Dataset items:

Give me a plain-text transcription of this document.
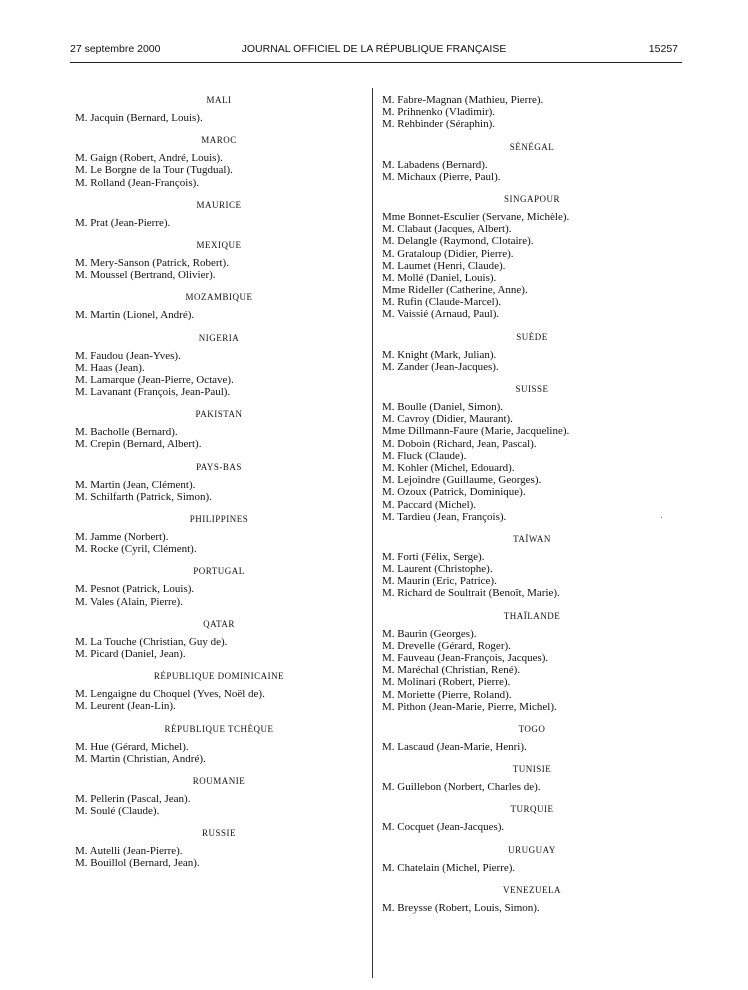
27 septembre 2000	JOURNAL OFFICIEL DE LA RÉPUBLIQUE FRANÇAISE	15257
MALI
M. Jacquin (Bernard, Louis).
MAROC
M. Gaign (Robert, André, Louis).
M. Le Borgne de la Tour (Tugdual).
M. Rolland (Jean-François).
MAURICE
M. Prat (Jean-Pierre).
MEXIQUE
M. Mery-Sanson (Patrick, Robert).
M. Moussel (Bertrand, Olivier).
MOZAMBIQUE
M. Martin (Lionel, André).
NIGERIA
M. Faudou (Jean-Yves).
M. Haas (Jean).
M. Lamarque (Jean-Pierre, Octave).
M. Lavanant (François, Jean-Paul).
PAKISTAN
M. Bacholle (Bernard).
M. Crepin (Bernard, Albert).
PAYS-BAS
M. Martin (Jean, Clément).
M. Schilfarth (Patrick, Simon).
PHILIPPINES
M. Jamme (Norbert).
M. Rocke (Cyril, Clément).
PORTUGAL
M. Pesnot (Patrick, Louis).
M. Vales (Alain, Pierre).
QATAR
M. La Touche (Christian, Guy de).
M. Picard (Daniel, Jean).
RÉPUBLIQUE DOMINICAINE
M. Lengaigne du Choquel (Yves, Noël de).
M. Leurent (Jean-Lin).
RÉPUBLIQUE TCHÈQUE
M. Hue (Gérard, Michel).
M. Martin (Christian, André).
ROUMANIE
M. Pellerin (Pascal, Jean).
M. Soulé (Claude).
RUSSIE
M. Autelli (Jean-Pierre).
M. Bouillol (Bernard, Jean).
M. Fabre-Magnan (Mathieu, Pierre).
M. Prihnenko (Vladimir).
M. Rehbinder (Séraphin).
SÉNÉGAL
M. Labadens (Bernard).
M. Michaux (Pierre, Paul).
SINGAPOUR
Mme Bonnet-Esculier (Servane, Michèle).
M. Clabaut (Jacques, Albert).
M. Delangle (Raymond, Clotaire).
M. Grataloup (Didier, Pierre).
M. Laumet (Henri, Claude).
M. Mollé (Daniel, Louis).
Mme Rideller (Catherine, Anne).
M. Rufin (Claude-Marcel).
M. Vaissié (Arnaud, Paul).
SUÈDE
M. Knight (Mark, Julian).
M. Zander (Jean-Jacques).
SUISSE
M. Boulle (Daniel, Simon).
M. Cavroy (Didier, Maurant).
Mme Dillmann-Faure (Marie, Jacqueline).
M. Doboin (Richard, Jean, Pascal).
M. Fluck (Claude).
M. Kohler (Michel, Edouard).
M. Lejoindre (Guillaume, Georges).
M. Ozoux (Patrick, Dominique).
M. Paccard (Michel).
M. Tardieu (Jean, François).
TAÏWAN
M. Forti (Félix, Serge).
M. Laurent (Christophe).
M. Maurin (Eric, Patrice).
M. Richard de Soultrait (Benoît, Marie).
THAÏLANDE
M. Baurin (Georges).
M. Drevelle (Gérard, Roger).
M. Fauveau (Jean-François, Jacques).
M. Maréchal (Christian, René).
M. Molinari (Robert, Pierre).
M. Moriette (Pierre, Roland).
M. Pithon (Jean-Marie, Pierre, Michel).
TOGO
M. Lascaud (Jean-Marie, Henri).
TUNISIE
M. Guillebon (Norbert, Charles de).
TURQUIE
M. Cocquet (Jean-Jacques).
URUGUAY
M. Chatelain (Michel, Pierre).
VENEZUELA
M. Breysse (Robert, Louis, Simon).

§ **Direction**: Restate the records word for word, omitting images.

§ **Result**:
Give me a plain-text transcription of this document.
27 septembre 2000	JOURNAL OFFICIEL DE LA RÉPUBLIQUE FRANÇAISE	15257
MALI
M. Jacquin (Bernard, Louis).
MAROC
M. Gaign (Robert, André, Louis).
M. Le Borgne de la Tour (Tugdual).
M. Rolland (Jean-François).
MAURICE
M. Prat (Jean-Pierre).
MEXIQUE
M. Mery-Sanson (Patrick, Robert).
M. Moussel (Bertrand, Olivier).
MOZAMBIQUE
M. Martin (Lionel, André).
NIGERIA
M. Faudou (Jean-Yves).
M. Haas (Jean).
M. Lamarque (Jean-Pierre, Octave).
M. Lavanant (François, Jean-Paul).
PAKISTAN
M. Bacholle (Bernard).
M. Crepin (Bernard, Albert).
PAYS-BAS
M. Martin (Jean, Clément).
M. Schilfarth (Patrick, Simon).
PHILIPPINES
M. Jamme (Norbert).
M. Rocke (Cyril, Clément).
PORTUGAL
M. Pesnot (Patrick, Louis).
M. Vales (Alain, Pierre).
QATAR
M. La Touche (Christian, Guy de).
M. Picard (Daniel, Jean).
RÉPUBLIQUE DOMINICAINE
M. Lengaigne du Choquel (Yves, Noël de).
M. Leurent (Jean-Lin).
RÉPUBLIQUE TCHÈQUE
M. Hue (Gérard, Michel).
M. Martin (Christian, André).
ROUMANIE
M. Pellerin (Pascal, Jean).
M. Soulé (Claude).
RUSSIE
M. Autelli (Jean-Pierre).
M. Bouillol (Bernard, Jean).
M. Fabre-Magnan (Mathieu, Pierre).
M. Prihnenko (Vladimir).
M. Rehbinder (Séraphin).
SÉNÉGAL
M. Labadens (Bernard).
M. Michaux (Pierre, Paul).
SINGAPOUR
Mme Bonnet-Esculier (Servane, Michèle).
M. Clabaut (Jacques, Albert).
M. Delangle (Raymond, Clotaire).
M. Grataloup (Didier, Pierre).
M. Laumet (Henri, Claude).
M. Mollé (Daniel, Louis).
Mme Rideller (Catherine, Anne).
M. Rufin (Claude-Marcel).
M. Vaissié (Arnaud, Paul).
SUÈDE
M. Knight (Mark, Julian).
M. Zander (Jean-Jacques).
SUISSE
M. Boulle (Daniel, Simon).
M. Cavroy (Didier, Maurant).
Mme Dillmann-Faure (Marie, Jacqueline).
M. Doboin (Richard, Jean, Pascal).
M. Fluck (Claude).
M. Kohler (Michel, Edouard).
M. Lejoindre (Guillaume, Georges).
M. Ozoux (Patrick, Dominique).
M. Paccard (Michel).
M. Tardieu (Jean, François).
TAÏWAN
M. Forti (Félix, Serge).
M. Laurent (Christophe).
M. Maurin (Eric, Patrice).
M. Richard de Soultrait (Benoît, Marie).
THAÏLANDE
M. Baurin (Georges).
M. Drevelle (Gérard, Roger).
M. Fauveau (Jean-François, Jacques).
M. Maréchal (Christian, René).
M. Molinari (Robert, Pierre).
M. Moriette (Pierre, Roland).
M. Pithon (Jean-Marie, Pierre, Michel).
TOGO
M. Lascaud (Jean-Marie, Henri).
TUNISIE
M. Guillebon (Norbert, Charles de).
TURQUIE
M. Cocquet (Jean-Jacques).
URUGUAY
M. Chatelain (Michel, Pierre).
VENEZUELA
M. Breysse (Robert, Louis, Simon).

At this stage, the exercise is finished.